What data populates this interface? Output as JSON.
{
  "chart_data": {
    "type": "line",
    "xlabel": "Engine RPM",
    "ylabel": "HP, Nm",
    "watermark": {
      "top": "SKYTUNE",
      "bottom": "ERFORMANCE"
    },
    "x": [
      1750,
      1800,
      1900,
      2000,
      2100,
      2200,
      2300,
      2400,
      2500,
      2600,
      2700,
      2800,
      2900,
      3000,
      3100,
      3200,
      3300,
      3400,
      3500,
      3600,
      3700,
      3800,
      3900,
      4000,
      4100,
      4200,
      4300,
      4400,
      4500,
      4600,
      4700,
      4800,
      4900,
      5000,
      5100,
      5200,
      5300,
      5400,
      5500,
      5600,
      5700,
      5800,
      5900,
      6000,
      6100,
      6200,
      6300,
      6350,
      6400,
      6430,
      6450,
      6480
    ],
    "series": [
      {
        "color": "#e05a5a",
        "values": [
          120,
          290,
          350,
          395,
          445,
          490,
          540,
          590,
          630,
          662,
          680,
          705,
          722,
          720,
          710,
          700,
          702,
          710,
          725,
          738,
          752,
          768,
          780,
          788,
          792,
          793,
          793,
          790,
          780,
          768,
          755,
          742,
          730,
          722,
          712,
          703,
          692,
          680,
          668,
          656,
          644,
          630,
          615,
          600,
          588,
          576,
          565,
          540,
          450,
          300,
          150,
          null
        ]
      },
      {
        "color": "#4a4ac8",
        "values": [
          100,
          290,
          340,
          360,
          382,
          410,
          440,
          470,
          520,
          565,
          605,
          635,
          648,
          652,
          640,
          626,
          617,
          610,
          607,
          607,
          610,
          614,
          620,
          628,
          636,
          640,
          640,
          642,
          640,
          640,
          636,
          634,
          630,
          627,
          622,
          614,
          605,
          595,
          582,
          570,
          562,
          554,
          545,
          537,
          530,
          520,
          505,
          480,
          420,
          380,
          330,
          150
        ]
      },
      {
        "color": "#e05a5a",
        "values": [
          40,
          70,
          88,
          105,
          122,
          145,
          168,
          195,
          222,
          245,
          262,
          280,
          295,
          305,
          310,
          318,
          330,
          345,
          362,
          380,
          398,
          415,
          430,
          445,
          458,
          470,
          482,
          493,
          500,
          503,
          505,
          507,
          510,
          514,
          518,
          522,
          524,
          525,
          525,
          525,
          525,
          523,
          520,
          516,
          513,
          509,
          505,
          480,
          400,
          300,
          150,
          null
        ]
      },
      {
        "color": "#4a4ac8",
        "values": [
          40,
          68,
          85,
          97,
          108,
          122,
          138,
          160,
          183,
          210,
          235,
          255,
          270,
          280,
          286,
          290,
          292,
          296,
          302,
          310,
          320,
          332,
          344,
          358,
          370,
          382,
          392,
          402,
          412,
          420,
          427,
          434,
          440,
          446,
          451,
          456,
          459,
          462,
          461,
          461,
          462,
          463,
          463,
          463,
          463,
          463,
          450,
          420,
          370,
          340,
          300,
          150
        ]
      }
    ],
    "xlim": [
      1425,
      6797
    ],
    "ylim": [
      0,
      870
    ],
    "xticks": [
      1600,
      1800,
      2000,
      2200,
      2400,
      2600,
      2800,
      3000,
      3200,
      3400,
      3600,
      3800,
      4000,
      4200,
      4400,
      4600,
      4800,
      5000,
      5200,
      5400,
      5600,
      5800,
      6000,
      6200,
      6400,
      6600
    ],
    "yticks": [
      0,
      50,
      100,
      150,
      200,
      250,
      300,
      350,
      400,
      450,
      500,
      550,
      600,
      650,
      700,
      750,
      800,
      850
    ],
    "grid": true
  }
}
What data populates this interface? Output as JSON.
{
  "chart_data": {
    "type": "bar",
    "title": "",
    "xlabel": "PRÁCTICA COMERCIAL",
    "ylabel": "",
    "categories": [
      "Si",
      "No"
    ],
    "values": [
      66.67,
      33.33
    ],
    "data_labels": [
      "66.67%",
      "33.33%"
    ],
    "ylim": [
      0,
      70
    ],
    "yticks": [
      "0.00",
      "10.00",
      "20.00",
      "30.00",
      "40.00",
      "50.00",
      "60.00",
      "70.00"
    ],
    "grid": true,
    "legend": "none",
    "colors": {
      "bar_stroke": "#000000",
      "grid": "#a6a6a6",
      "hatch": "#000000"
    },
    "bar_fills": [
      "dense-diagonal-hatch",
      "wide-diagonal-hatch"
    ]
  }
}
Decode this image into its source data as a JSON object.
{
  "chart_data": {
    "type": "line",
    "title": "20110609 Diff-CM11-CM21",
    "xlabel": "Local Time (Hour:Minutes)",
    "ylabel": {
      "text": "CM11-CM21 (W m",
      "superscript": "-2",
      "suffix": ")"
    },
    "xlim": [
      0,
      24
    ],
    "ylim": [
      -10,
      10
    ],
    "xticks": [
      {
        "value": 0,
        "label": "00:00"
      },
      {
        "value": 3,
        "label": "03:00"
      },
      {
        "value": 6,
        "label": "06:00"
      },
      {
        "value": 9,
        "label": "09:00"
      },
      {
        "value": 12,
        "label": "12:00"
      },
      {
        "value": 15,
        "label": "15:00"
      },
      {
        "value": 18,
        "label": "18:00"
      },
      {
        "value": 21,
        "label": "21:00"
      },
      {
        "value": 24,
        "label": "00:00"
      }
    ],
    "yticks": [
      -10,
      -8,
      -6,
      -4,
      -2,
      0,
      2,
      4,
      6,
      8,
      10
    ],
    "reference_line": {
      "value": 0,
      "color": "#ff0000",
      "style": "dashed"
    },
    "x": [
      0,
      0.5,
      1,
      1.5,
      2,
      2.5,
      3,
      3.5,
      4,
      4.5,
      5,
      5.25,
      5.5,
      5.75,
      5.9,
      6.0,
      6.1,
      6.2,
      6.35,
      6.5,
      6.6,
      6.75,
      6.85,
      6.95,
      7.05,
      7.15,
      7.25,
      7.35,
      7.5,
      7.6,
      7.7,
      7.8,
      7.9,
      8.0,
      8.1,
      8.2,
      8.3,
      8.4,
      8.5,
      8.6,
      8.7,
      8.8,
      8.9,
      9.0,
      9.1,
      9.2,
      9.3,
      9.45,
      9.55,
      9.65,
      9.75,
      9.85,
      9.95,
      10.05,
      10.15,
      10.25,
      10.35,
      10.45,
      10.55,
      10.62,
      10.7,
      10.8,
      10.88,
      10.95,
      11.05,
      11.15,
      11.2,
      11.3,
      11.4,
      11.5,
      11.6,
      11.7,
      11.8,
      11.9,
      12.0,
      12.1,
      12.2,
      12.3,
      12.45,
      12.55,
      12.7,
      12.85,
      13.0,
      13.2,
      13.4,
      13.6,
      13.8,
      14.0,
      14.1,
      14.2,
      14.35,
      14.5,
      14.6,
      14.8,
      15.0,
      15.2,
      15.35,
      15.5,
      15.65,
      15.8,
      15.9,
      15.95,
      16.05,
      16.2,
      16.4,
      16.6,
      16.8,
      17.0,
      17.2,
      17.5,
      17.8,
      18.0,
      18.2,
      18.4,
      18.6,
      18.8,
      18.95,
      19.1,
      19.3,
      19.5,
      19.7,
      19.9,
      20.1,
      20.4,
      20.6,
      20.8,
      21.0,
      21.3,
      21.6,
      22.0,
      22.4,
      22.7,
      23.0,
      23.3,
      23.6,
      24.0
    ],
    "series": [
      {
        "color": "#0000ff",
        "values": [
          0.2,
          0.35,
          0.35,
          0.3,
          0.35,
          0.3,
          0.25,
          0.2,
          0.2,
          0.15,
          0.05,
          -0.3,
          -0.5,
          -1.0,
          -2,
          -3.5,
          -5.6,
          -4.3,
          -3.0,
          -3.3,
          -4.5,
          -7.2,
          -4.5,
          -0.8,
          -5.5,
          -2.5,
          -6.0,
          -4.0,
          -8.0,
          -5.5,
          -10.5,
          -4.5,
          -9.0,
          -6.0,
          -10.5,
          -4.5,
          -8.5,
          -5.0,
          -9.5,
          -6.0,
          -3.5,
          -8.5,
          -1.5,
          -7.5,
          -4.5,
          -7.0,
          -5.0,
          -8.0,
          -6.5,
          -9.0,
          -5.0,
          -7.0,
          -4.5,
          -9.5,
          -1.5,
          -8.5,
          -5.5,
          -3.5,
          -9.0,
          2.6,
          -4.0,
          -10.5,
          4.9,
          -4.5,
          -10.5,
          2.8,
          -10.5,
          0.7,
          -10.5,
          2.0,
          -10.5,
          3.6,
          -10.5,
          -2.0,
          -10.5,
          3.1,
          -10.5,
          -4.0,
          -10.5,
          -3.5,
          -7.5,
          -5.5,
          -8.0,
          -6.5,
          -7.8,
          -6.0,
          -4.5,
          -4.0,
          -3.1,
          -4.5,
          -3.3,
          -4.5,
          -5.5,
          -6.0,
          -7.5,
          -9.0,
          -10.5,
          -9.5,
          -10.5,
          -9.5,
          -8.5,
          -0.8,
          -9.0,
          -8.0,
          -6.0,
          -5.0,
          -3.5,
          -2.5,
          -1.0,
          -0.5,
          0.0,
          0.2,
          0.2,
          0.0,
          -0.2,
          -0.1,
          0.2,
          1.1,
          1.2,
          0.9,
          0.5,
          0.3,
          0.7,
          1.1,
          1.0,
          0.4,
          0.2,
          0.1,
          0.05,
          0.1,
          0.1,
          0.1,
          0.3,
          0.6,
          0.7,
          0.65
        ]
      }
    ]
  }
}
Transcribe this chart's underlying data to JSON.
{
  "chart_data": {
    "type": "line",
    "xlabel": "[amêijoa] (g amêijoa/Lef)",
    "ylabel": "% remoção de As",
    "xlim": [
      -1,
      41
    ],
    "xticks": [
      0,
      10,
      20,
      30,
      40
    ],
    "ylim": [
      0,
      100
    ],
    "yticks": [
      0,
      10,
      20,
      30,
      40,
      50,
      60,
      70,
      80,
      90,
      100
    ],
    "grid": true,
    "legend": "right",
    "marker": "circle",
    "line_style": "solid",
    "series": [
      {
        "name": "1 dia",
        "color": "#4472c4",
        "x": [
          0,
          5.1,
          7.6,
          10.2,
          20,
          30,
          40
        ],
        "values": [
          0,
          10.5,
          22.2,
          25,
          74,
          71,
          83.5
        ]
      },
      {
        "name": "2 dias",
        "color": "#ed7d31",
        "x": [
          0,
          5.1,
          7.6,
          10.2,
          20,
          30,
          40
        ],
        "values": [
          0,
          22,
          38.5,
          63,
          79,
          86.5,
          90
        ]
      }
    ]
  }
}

### Set task
Pull out the lines above in which the word "hatch" appears.

### Solution below
      "hatch": "#000000"
      "dense-diagonal-hatch",
      "wide-diagonal-hatch"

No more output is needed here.